Quote every line as written. Omit pictures.

================================

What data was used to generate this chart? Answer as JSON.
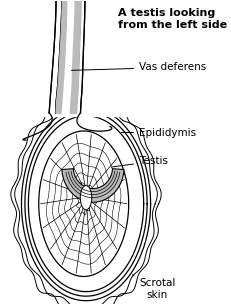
{
  "title": "A testis looking\nfrom the left side",
  "title_fontsize": 8.0,
  "bg_color": "#ffffff",
  "line_color": "#000000",
  "gray_color": "#bbbbbb",
  "label_fontsize": 7.5,
  "labels": {
    "vas_deferens": "Vas deferens",
    "epididymis": "Epididymis",
    "testis": "Testis",
    "scrotal_skin": "Scrotal\nskin"
  }
}
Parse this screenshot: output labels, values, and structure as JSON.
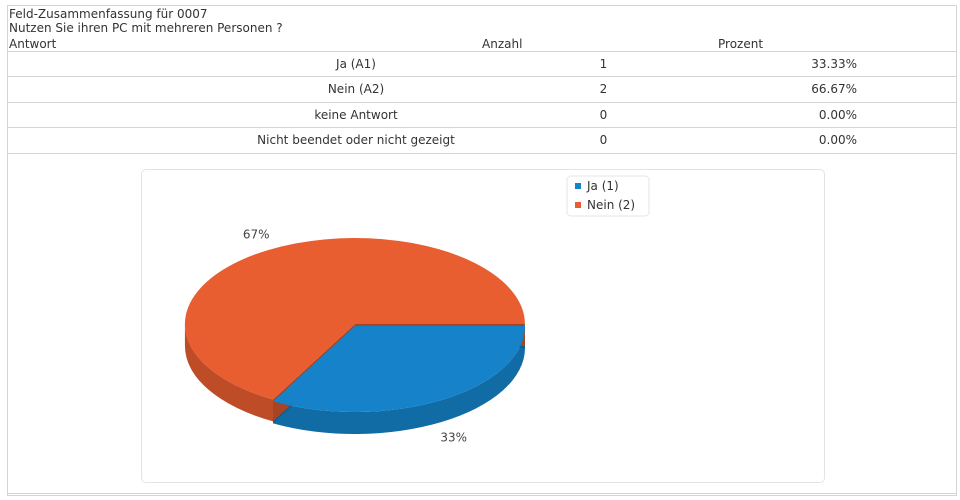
{
  "header": {
    "title": "Feld-Zusammenfassung für 0007",
    "question": "Nutzen Sie ihren PC mit mehreren Personen ?"
  },
  "table": {
    "columns": [
      "Antwort",
      "Anzahl",
      "Prozent"
    ],
    "rows": [
      {
        "answer": "Ja (A1)",
        "count": "1",
        "percent": "33.33%"
      },
      {
        "answer": "Nein (A2)",
        "count": "2",
        "percent": "66.67%"
      },
      {
        "answer": "keine Antwort",
        "count": "0",
        "percent": "0.00%"
      },
      {
        "answer": "Nicht beendet oder nicht gezeigt",
        "count": "0",
        "percent": "0.00%"
      }
    ]
  },
  "chart_data": {
    "type": "pie",
    "style": "3d",
    "categories": [
      "Ja (1)",
      "Nein (2)"
    ],
    "values": [
      33,
      67
    ],
    "slice_labels": [
      "33%",
      "67%"
    ],
    "colors": [
      "#1582c9",
      "#e85e30"
    ],
    "legend": {
      "position": "top-right",
      "entries": [
        "Ja (1)",
        "Nein (2)"
      ]
    }
  }
}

================================

◆ The solution ◆
What data was used to generate this chart? Answer as JSON.
{
  "title": "A testis looking\nfrom the left side",
  "title_fontsize": 8.0,
  "bg_color": "#ffffff",
  "line_color": "#000000",
  "gray_color": "#bbbbbb",
  "label_fontsize": 7.5,
  "labels": {
    "vas_deferens": "Vas deferens",
    "epididymis": "Epididymis",
    "testis": "Testis",
    "scrotal_skin": "Scrotal\nskin"
  }
}
Parse this screenshot: output labels, values, and structure as JSON.
{
  "header": {
    "title": "Feld-Zusammenfassung für 0007",
    "question": "Nutzen Sie ihren PC mit mehreren Personen ?"
  },
  "table": {
    "columns": [
      "Antwort",
      "Anzahl",
      "Prozent"
    ],
    "rows": [
      {
        "answer": "Ja (A1)",
        "count": "1",
        "percent": "33.33%"
      },
      {
        "answer": "Nein (A2)",
        "count": "2",
        "percent": "66.67%"
      },
      {
        "answer": "keine Antwort",
        "count": "0",
        "percent": "0.00%"
      },
      {
        "answer": "Nicht beendet oder nicht gezeigt",
        "count": "0",
        "percent": "0.00%"
      }
    ]
  },
  "chart_data": {
    "type": "pie",
    "style": "3d",
    "categories": [
      "Ja (1)",
      "Nein (2)"
    ],
    "values": [
      33,
      67
    ],
    "slice_labels": [
      "33%",
      "67%"
    ],
    "colors": [
      "#1582c9",
      "#e85e30"
    ],
    "legend": {
      "position": "top-right",
      "entries": [
        "Ja (1)",
        "Nein (2)"
      ]
    }
  }
}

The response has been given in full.